Copy out each line of the data that holds the word "causes".

____________________

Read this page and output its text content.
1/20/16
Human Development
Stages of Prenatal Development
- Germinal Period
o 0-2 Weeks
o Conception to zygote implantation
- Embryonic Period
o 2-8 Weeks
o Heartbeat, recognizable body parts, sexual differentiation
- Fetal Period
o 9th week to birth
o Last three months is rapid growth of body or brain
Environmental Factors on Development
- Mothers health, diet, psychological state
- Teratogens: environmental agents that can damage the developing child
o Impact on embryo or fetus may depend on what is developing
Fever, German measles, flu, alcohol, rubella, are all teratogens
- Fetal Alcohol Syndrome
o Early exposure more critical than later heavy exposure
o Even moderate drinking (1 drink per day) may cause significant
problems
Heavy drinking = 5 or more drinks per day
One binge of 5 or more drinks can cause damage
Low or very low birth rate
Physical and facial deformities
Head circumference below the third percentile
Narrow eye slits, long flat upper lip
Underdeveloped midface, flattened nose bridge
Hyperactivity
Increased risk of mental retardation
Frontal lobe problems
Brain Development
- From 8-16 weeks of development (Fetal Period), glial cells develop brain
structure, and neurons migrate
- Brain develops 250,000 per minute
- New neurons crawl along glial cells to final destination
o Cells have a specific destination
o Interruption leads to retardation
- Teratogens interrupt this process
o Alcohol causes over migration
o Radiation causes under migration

____________________

== SOLUTION FOR THIS EXERCISE ==
o Alcohol causes over migration
o Radiation causes under migration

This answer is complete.